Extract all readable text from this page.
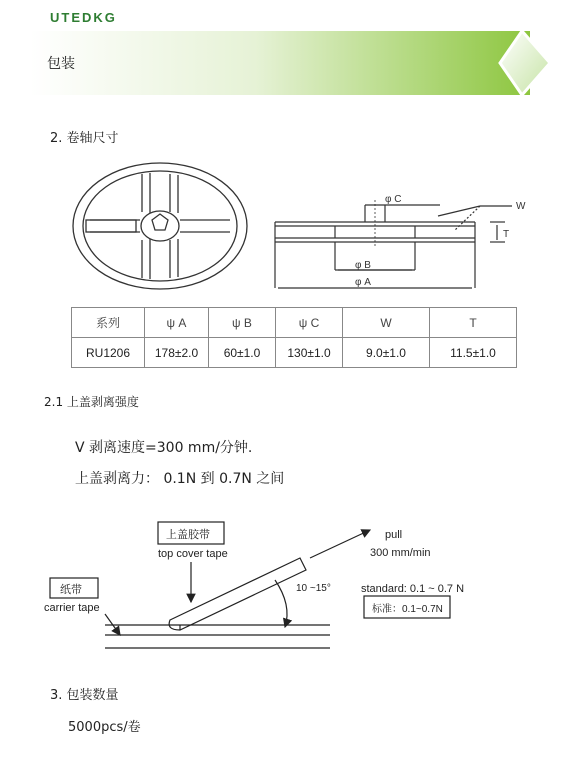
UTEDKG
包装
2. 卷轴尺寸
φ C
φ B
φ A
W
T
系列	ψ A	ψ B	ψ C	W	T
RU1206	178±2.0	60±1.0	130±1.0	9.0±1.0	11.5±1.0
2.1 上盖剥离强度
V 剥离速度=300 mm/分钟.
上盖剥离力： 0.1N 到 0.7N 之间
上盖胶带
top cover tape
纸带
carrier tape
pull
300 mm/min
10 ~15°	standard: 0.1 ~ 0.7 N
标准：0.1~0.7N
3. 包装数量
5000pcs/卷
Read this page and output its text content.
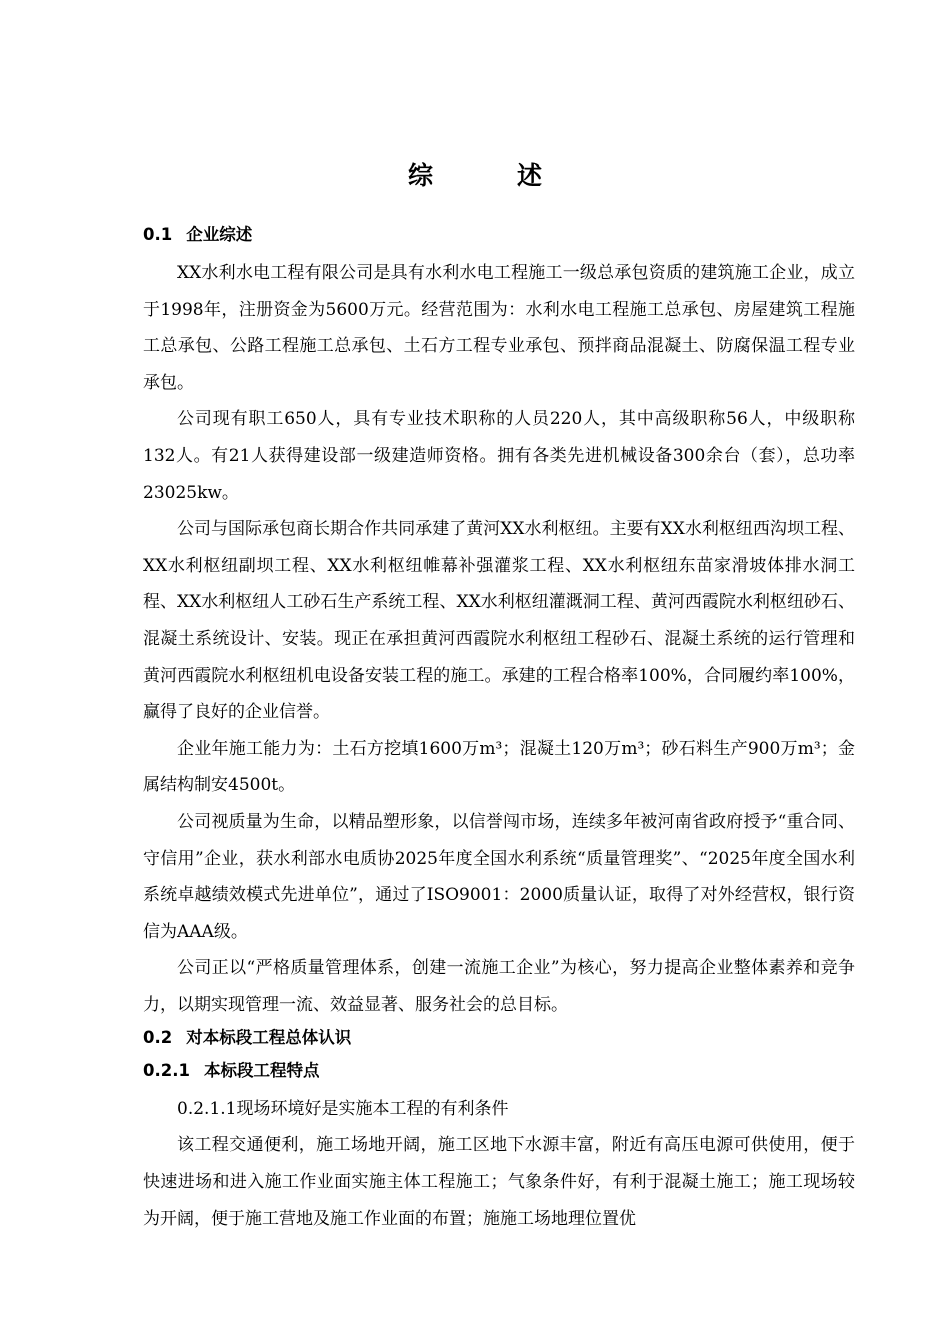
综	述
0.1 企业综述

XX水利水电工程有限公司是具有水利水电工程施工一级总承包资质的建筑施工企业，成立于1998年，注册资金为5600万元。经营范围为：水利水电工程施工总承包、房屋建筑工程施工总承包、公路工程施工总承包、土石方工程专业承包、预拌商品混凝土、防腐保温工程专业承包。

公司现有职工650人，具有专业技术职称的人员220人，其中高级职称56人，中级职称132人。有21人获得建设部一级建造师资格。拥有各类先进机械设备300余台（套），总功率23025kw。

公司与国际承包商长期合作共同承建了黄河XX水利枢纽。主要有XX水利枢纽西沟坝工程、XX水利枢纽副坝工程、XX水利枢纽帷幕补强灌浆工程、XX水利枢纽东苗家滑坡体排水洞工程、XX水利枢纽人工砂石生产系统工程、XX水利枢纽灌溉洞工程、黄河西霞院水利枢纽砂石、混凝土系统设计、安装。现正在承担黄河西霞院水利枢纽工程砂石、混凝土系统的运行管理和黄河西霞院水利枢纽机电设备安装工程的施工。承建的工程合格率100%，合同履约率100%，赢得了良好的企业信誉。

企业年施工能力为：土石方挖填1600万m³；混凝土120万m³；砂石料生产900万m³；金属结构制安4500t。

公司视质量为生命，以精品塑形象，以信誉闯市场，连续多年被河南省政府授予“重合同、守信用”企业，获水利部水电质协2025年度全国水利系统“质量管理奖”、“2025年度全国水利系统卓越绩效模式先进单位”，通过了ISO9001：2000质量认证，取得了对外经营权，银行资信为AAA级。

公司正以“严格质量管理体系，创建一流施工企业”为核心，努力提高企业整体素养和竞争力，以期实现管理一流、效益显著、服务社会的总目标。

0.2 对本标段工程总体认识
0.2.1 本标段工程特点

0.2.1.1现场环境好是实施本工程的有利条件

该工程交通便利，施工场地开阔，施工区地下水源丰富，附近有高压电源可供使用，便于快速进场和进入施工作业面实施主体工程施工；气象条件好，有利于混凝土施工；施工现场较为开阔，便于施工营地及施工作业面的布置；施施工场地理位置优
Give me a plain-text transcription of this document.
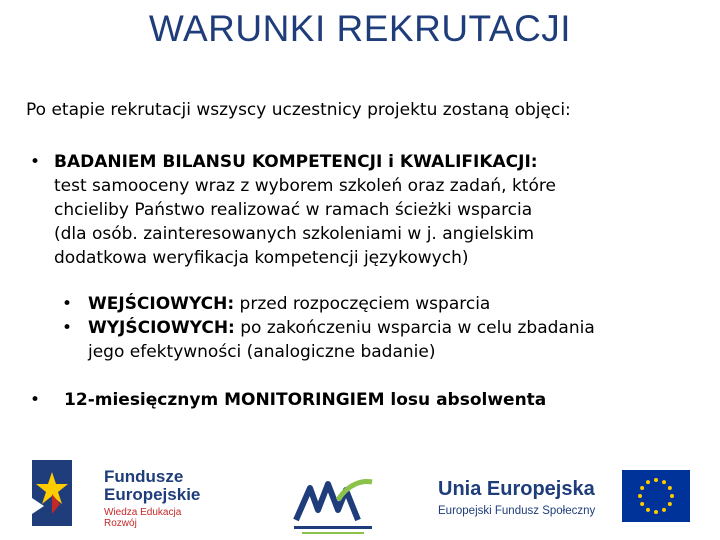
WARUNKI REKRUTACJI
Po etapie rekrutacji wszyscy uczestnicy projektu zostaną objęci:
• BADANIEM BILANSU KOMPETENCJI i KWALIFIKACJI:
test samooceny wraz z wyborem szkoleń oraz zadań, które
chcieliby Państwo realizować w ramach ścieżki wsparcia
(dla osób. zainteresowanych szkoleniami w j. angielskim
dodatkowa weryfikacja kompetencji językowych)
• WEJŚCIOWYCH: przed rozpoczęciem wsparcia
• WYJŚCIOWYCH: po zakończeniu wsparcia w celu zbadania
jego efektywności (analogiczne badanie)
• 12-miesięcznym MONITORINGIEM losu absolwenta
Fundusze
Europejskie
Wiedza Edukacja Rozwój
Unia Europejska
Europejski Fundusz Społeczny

================================

▸ **Problem details**
Copy out all the records exactly, excluding pictures.

▸ **Written answer**
Extract all readable text from this page.
UTEDKG
包装
2. 卷轴尺寸
φ C
φ B
φ A
W
T
系列	ψ A	ψ B	ψ C	W	T
RU1206	178±2.0	60±1.0	130±1.0	9.0±1.0	11.5±1.0
2.1 上盖剥离强度
V 剥离速度=300 mm/分钟.
上盖剥离力： 0.1N 到 0.7N 之间
上盖胶带
top cover tape
纸带
carrier tape
pull
300 mm/min
10 ~15°	standard: 0.1 ~ 0.7 N
标准：0.1~0.7N
3. 包装数量
5000pcs/卷
Read this page and output its text content.
综	述
0.1 企业综述

XX水利水电工程有限公司是具有水利水电工程施工一级总承包资质的建筑施工企业，成立于1998年，注册资金为5600万元。经营范围为：水利水电工程施工总承包、房屋建筑工程施工总承包、公路工程施工总承包、土石方工程专业承包、预拌商品混凝土、防腐保温工程专业承包。

公司现有职工650人，具有专业技术职称的人员220人，其中高级职称56人，中级职称132人。有21人获得建设部一级建造师资格。拥有各类先进机械设备300余台（套），总功率23025kw。

公司与国际承包商长期合作共同承建了黄河XX水利枢纽。主要有XX水利枢纽西沟坝工程、XX水利枢纽副坝工程、XX水利枢纽帷幕补强灌浆工程、XX水利枢纽东苗家滑坡体排水洞工程、XX水利枢纽人工砂石生产系统工程、XX水利枢纽灌溉洞工程、黄河西霞院水利枢纽砂石、混凝土系统设计、安装。现正在承担黄河西霞院水利枢纽工程砂石、混凝土系统的运行管理和黄河西霞院水利枢纽机电设备安装工程的施工。承建的工程合格率100%，合同履约率100%，赢得了良好的企业信誉。

企业年施工能力为：土石方挖填1600万m³；混凝土120万m³；砂石料生产900万m³；金属结构制安4500t。

公司视质量为生命，以精品塑形象，以信誉闯市场，连续多年被河南省政府授予“重合同、守信用”企业，获水利部水电质协2025年度全国水利系统“质量管理奖”、“2025年度全国水利系统卓越绩效模式先进单位”，通过了ISO9001：2000质量认证，取得了对外经营权，银行资信为AAA级。

公司正以“严格质量管理体系，创建一流施工企业”为核心，努力提高企业整体素养和竞争力，以期实现管理一流、效益显著、服务社会的总目标。

0.2 对本标段工程总体认识
0.2.1 本标段工程特点

0.2.1.1现场环境好是实施本工程的有利条件

该工程交通便利，施工场地开阔，施工区地下水源丰富，附近有高压电源可供使用，便于快速进场和进入施工作业面实施主体工程施工；气象条件好，有利于混凝土施工；施工现场较为开阔，便于施工营地及施工作业面的布置；施施工场地理位置优
Give me a plain-text transcription of this document.
WARUNKI REKRUTACJI
Po etapie rekrutacji wszyscy uczestnicy projektu zostaną objęci:
• BADANIEM BILANSU KOMPETENCJI i KWALIFIKACJI:
test samooceny wraz z wyborem szkoleń oraz zadań, które
chcieliby Państwo realizować w ramach ścieżki wsparcia
(dla osób. zainteresowanych szkoleniami w j. angielskim
dodatkowa weryfikacja kompetencji językowych)
• WEJŚCIOWYCH: przed rozpoczęciem wsparcia
• WYJŚCIOWYCH: po zakończeniu wsparcia w celu zbadania
jego efektywności (analogiczne badanie)
• 12-miesięcznym MONITORINGIEM losu absolwenta
Fundusze
Europejskie
Wiedza Edukacja Rozwój
Unia Europejska
Europejski Fundusz Społeczny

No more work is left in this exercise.